>>

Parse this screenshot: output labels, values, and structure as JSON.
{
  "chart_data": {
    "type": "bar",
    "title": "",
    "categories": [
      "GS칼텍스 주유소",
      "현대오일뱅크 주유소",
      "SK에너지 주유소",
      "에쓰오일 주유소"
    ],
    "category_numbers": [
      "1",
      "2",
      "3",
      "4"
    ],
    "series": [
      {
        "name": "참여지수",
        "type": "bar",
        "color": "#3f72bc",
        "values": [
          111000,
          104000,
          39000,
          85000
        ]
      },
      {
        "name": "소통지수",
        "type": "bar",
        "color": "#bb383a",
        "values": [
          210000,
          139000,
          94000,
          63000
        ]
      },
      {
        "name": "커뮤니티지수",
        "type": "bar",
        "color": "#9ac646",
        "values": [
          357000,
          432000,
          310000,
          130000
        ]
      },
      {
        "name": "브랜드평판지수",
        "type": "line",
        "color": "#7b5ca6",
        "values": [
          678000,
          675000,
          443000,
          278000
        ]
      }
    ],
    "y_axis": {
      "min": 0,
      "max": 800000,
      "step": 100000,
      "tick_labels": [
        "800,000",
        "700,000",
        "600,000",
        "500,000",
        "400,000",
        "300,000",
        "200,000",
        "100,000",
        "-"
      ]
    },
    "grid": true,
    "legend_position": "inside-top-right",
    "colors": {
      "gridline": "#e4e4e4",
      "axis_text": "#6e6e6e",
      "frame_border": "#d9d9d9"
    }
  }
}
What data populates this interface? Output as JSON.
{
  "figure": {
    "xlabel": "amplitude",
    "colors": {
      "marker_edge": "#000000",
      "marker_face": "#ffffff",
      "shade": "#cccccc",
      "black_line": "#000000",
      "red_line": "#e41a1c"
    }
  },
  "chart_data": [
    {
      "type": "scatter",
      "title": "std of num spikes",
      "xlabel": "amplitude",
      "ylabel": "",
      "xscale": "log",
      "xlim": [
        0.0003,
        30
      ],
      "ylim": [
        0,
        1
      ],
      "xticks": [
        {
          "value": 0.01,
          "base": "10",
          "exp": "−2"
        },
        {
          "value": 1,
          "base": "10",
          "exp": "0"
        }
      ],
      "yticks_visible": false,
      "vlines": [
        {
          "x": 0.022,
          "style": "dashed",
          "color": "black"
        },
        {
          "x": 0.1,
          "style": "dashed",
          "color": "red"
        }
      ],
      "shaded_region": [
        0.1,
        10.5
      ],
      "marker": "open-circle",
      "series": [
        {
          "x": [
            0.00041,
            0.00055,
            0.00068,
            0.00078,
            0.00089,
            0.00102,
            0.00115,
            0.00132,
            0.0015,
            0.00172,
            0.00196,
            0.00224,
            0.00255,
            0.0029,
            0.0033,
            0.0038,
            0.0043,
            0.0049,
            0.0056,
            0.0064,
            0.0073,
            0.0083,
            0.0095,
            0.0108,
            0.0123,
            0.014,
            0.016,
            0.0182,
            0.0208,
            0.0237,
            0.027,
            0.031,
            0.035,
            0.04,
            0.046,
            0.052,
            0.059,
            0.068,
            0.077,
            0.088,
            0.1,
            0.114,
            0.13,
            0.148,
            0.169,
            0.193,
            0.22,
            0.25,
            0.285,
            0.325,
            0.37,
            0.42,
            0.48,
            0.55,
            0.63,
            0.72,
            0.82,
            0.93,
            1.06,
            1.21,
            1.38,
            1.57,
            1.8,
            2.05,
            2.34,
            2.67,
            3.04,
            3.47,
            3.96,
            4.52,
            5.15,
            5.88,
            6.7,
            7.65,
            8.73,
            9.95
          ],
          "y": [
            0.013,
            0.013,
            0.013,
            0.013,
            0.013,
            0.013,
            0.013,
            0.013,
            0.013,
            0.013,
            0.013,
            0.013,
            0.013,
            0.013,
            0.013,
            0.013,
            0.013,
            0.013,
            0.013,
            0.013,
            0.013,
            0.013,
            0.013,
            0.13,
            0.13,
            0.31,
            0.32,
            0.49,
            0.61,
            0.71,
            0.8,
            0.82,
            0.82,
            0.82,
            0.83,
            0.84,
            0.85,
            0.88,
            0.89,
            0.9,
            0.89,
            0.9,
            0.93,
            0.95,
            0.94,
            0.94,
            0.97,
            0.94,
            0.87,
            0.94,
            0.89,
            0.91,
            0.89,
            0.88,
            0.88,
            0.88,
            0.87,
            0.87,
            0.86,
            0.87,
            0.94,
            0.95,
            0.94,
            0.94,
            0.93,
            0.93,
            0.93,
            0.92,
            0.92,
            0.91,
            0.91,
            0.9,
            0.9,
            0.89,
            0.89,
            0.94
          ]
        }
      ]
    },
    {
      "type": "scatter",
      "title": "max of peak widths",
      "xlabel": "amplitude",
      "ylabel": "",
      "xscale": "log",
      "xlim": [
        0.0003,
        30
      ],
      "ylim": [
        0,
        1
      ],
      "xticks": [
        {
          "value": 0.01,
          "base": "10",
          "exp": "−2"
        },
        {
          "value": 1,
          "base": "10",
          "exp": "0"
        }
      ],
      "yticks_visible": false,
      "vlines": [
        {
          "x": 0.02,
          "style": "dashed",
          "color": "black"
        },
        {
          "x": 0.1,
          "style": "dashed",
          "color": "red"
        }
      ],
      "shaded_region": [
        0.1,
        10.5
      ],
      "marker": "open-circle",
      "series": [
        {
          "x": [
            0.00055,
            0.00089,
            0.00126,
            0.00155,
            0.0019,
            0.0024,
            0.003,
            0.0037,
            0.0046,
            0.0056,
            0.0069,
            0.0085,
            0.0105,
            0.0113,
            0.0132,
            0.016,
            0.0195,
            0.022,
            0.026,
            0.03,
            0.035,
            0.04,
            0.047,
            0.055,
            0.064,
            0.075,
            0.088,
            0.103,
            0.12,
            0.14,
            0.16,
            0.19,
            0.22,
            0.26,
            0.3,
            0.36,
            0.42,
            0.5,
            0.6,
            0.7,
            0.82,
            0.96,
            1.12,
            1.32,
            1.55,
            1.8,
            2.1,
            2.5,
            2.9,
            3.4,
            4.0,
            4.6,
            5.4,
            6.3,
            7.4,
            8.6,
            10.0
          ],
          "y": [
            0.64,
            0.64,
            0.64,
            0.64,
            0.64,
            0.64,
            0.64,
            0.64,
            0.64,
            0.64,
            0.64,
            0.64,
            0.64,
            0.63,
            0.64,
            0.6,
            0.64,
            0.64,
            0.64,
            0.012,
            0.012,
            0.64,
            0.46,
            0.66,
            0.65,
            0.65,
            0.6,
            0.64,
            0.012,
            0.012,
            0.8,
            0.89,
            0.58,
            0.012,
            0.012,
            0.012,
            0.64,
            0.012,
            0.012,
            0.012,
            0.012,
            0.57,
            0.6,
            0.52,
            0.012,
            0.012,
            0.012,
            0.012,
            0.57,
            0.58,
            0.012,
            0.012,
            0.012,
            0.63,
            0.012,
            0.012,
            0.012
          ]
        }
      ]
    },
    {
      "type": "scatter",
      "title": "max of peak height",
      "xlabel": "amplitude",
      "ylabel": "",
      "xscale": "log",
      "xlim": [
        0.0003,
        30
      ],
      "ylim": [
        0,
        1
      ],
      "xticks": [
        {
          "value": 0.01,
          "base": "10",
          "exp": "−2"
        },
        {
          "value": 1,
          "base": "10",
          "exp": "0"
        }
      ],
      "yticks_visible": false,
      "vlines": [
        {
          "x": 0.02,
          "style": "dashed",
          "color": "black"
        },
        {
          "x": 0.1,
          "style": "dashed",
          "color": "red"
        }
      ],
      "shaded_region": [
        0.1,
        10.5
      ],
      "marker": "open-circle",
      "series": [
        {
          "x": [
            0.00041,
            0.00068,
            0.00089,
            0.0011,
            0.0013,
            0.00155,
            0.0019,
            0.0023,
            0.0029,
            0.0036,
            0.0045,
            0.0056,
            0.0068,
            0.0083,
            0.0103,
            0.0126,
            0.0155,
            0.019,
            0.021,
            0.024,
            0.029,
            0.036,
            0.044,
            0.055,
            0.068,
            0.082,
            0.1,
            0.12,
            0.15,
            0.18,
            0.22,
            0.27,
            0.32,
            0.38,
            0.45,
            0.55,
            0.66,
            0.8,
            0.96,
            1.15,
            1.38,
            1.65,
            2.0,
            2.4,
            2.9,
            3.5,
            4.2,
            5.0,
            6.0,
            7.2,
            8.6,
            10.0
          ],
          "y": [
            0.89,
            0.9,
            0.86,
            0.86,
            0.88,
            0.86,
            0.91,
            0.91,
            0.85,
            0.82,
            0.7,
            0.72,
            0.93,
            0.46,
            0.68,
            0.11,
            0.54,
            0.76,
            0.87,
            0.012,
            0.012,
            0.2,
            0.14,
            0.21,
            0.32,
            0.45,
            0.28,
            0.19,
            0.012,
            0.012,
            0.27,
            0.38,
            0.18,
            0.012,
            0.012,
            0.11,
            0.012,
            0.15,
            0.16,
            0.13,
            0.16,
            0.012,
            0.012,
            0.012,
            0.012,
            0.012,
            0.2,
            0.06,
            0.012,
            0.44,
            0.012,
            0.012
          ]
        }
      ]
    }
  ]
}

<<

• Set problem: Return only the number of lines in the data that contain "title".

• Output for this task: 4